§ **Exercise objective**:
Take the entries below and reproduce them word for word.

Extracted data entries:
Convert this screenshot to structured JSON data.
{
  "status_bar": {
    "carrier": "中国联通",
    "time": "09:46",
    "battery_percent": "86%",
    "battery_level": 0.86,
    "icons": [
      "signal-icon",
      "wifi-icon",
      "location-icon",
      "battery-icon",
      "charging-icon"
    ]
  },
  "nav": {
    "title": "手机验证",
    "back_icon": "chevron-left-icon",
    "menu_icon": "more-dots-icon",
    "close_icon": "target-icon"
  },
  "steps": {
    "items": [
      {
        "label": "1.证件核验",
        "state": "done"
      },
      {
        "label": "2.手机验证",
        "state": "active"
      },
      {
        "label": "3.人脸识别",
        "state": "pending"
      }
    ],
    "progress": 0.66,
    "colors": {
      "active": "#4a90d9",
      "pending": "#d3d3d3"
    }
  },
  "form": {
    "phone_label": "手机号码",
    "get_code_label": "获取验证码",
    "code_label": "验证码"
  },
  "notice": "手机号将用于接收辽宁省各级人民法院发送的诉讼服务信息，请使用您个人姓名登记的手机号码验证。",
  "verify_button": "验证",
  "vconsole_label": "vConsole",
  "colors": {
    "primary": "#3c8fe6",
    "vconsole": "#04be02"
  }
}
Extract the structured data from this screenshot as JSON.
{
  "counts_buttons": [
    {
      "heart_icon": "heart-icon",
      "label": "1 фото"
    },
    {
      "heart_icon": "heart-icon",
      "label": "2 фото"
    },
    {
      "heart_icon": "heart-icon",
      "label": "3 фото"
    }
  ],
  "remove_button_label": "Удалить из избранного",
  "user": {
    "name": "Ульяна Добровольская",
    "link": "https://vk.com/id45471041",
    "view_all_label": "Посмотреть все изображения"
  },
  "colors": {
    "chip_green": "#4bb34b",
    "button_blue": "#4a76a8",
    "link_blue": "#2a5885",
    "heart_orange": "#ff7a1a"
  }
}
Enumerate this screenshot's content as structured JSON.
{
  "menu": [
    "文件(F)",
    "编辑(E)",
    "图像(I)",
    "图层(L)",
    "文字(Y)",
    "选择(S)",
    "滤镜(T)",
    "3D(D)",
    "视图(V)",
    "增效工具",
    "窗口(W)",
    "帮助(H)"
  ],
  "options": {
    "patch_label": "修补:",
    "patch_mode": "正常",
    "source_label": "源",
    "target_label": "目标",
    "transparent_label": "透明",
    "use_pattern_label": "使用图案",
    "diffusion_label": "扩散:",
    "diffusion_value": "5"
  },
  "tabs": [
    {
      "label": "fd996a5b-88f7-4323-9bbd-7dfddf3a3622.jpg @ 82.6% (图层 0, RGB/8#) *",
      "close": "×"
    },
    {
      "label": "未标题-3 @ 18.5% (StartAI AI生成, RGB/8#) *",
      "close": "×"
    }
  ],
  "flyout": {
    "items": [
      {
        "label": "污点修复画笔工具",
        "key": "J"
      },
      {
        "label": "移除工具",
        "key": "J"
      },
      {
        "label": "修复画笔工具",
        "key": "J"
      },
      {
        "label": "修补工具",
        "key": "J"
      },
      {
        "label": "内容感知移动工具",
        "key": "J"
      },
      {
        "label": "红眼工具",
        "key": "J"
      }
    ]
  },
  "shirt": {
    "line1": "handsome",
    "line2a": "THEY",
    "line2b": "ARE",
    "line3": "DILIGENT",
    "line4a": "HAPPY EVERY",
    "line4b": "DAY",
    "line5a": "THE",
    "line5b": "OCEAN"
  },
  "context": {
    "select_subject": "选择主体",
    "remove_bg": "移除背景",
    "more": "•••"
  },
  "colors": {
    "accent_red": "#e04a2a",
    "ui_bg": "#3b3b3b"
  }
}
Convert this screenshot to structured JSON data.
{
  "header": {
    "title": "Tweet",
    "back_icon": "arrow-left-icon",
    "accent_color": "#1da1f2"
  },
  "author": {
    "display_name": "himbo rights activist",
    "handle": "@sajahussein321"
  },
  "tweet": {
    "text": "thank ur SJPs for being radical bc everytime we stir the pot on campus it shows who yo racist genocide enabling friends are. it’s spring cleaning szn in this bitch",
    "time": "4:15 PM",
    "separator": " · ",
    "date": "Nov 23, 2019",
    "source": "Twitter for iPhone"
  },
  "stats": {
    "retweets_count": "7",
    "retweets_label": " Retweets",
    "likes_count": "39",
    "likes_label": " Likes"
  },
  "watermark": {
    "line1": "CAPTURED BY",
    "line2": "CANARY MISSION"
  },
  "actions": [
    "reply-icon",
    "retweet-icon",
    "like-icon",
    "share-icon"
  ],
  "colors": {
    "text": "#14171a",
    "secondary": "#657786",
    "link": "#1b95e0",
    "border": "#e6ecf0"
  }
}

§ **Response for this exercise**:
Convert this screenshot to structured JSON data.
{
  "status_bar": {
    "carrier": "中国联通",
    "time": "09:46",
    "battery_percent": "86%",
    "battery_level": 0.86,
    "icons": [
      "signal-icon",
      "wifi-icon",
      "location-icon",
      "battery-icon",
      "charging-icon"
    ]
  },
  "nav": {
    "title": "手机验证",
    "back_icon": "chevron-left-icon",
    "menu_icon": "more-dots-icon",
    "close_icon": "target-icon"
  },
  "steps": {
    "items": [
      {
        "label": "1.证件核验",
        "state": "done"
      },
      {
        "label": "2.手机验证",
        "state": "active"
      },
      {
        "label": "3.人脸识别",
        "state": "pending"
      }
    ],
    "progress": 0.66,
    "colors": {
      "active": "#4a90d9",
      "pending": "#d3d3d3"
    }
  },
  "form": {
    "phone_label": "手机号码",
    "get_code_label": "获取验证码",
    "code_label": "验证码"
  },
  "notice": "手机号将用于接收辽宁省各级人民法院发送的诉讼服务信息，请使用您个人姓名登记的手机号码验证。",
  "verify_button": "验证",
  "vconsole_label": "vConsole",
  "colors": {
    "primary": "#3c8fe6",
    "vconsole": "#04be02"
  }
}
Extract the structured data from this screenshot as JSON.
{
  "counts_buttons": [
    {
      "heart_icon": "heart-icon",
      "label": "1 фото"
    },
    {
      "heart_icon": "heart-icon",
      "label": "2 фото"
    },
    {
      "heart_icon": "heart-icon",
      "label": "3 фото"
    }
  ],
  "remove_button_label": "Удалить из избранного",
  "user": {
    "name": "Ульяна Добровольская",
    "link": "https://vk.com/id45471041",
    "view_all_label": "Посмотреть все изображения"
  },
  "colors": {
    "chip_green": "#4bb34b",
    "button_blue": "#4a76a8",
    "link_blue": "#2a5885",
    "heart_orange": "#ff7a1a"
  }
}
Enumerate this screenshot's content as structured JSON.
{
  "menu": [
    "文件(F)",
    "编辑(E)",
    "图像(I)",
    "图层(L)",
    "文字(Y)",
    "选择(S)",
    "滤镜(T)",
    "3D(D)",
    "视图(V)",
    "增效工具",
    "窗口(W)",
    "帮助(H)"
  ],
  "options": {
    "patch_label": "修补:",
    "patch_mode": "正常",
    "source_label": "源",
    "target_label": "目标",
    "transparent_label": "透明",
    "use_pattern_label": "使用图案",
    "diffusion_label": "扩散:",
    "diffusion_value": "5"
  },
  "tabs": [
    {
      "label": "fd996a5b-88f7-4323-9bbd-7dfddf3a3622.jpg @ 82.6% (图层 0, RGB/8#) *",
      "close": "×"
    },
    {
      "label": "未标题-3 @ 18.5% (StartAI AI生成, RGB/8#) *",
      "close": "×"
    }
  ],
  "flyout": {
    "items": [
      {
        "label": "污点修复画笔工具",
        "key": "J"
      },
      {
        "label": "移除工具",
        "key": "J"
      },
      {
        "label": "修复画笔工具",
        "key": "J"
      },
      {
        "label": "修补工具",
        "key": "J"
      },
      {
        "label": "内容感知移动工具",
        "key": "J"
      },
      {
        "label": "红眼工具",
        "key": "J"
      }
    ]
  },
  "shirt": {
    "line1": "handsome",
    "line2a": "THEY",
    "line2b": "ARE",
    "line3": "DILIGENT",
    "line4a": "HAPPY EVERY",
    "line4b": "DAY",
    "line5a": "THE",
    "line5b": "OCEAN"
  },
  "context": {
    "select_subject": "选择主体",
    "remove_bg": "移除背景",
    "more": "•••"
  },
  "colors": {
    "accent_red": "#e04a2a",
    "ui_bg": "#3b3b3b"
  }
}
Convert this screenshot to structured JSON data.
{
  "header": {
    "title": "Tweet",
    "back_icon": "arrow-left-icon",
    "accent_color": "#1da1f2"
  },
  "author": {
    "display_name": "himbo rights activist",
    "handle": "@sajahussein321"
  },
  "tweet": {
    "text": "thank ur SJPs for being radical bc everytime we stir the pot on campus it shows who yo racist genocide enabling friends are. it’s spring cleaning szn in this bitch",
    "time": "4:15 PM",
    "separator": " · ",
    "date": "Nov 23, 2019",
    "source": "Twitter for iPhone"
  },
  "stats": {
    "retweets_count": "7",
    "retweets_label": " Retweets",
    "likes_count": "39",
    "likes_label": " Likes"
  },
  "watermark": {
    "line1": "CAPTURED BY",
    "line2": "CANARY MISSION"
  },
  "actions": [
    "reply-icon",
    "retweet-icon",
    "like-icon",
    "share-icon"
  ],
  "colors": {
    "text": "#14171a",
    "secondary": "#657786",
    "link": "#1b95e0",
    "border": "#e6ecf0"
  }
}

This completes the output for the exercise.